◆ Job
Repeat the whole listing exactly as written.

◆ Data records
════════════════════
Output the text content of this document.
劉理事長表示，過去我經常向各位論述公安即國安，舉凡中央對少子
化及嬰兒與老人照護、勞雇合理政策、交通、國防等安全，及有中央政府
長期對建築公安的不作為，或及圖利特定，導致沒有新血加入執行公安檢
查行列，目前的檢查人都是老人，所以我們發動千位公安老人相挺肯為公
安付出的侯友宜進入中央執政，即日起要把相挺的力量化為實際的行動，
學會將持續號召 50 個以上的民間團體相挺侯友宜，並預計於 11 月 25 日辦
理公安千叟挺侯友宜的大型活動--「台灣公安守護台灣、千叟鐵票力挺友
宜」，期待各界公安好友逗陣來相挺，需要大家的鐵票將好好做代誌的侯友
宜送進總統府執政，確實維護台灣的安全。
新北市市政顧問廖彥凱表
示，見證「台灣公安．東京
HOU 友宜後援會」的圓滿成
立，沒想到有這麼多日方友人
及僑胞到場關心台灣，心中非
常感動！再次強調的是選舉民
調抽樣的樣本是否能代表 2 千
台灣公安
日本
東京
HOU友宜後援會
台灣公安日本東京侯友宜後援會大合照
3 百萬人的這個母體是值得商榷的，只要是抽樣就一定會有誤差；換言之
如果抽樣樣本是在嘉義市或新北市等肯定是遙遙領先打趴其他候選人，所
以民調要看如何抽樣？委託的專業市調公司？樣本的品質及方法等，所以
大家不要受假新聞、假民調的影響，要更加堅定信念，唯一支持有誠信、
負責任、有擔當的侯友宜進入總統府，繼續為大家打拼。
════════════════════
◆ Exercise result
Output the text content of this document.
劉理事長表示，過去我經常向各位論述公安即國安，舉凡中央對少子
化及嬰兒與老人照護、勞雇合理政策、交通、國防等安全，及有中央政府
長期對建築公安的不作為，或及圖利特定，導致沒有新血加入執行公安檢
查行列，目前的檢查人都是老人，所以我們發動千位公安老人相挺肯為公
安付出的侯友宜進入中央執政，即日起要把相挺的力量化為實際的行動，
學會將持續號召 50 個以上的民間團體相挺侯友宜，並預計於 11 月 25 日辦
理公安千叟挺侯友宜的大型活動--「台灣公安守護台灣、千叟鐵票力挺友
宜」，期待各界公安好友逗陣來相挺，需要大家的鐵票將好好做代誌的侯友
宜送進總統府執政，確實維護台灣的安全。
新北市市政顧問廖彥凱表
示，見證「台灣公安．東京
HOU 友宜後援會」的圓滿成
立，沒想到有這麼多日方友人
及僑胞到場關心台灣，心中非
常感動！再次強調的是選舉民
調抽樣的樣本是否能代表 2 千
台灣公安
日本
東京
HOU友宜後援會
台灣公安日本東京侯友宜後援會大合照
3 百萬人的這個母體是值得商榷的，只要是抽樣就一定會有誤差；換言之
如果抽樣樣本是在嘉義市或新北市等肯定是遙遙領先打趴其他候選人，所
以民調要看如何抽樣？委託的專業市調公司？樣本的品質及方法等，所以
大家不要受假新聞、假民調的影響，要更加堅定信念，唯一支持有誠信、
負責任、有擔當的侯友宜進入總統府，繼續為大家打拼。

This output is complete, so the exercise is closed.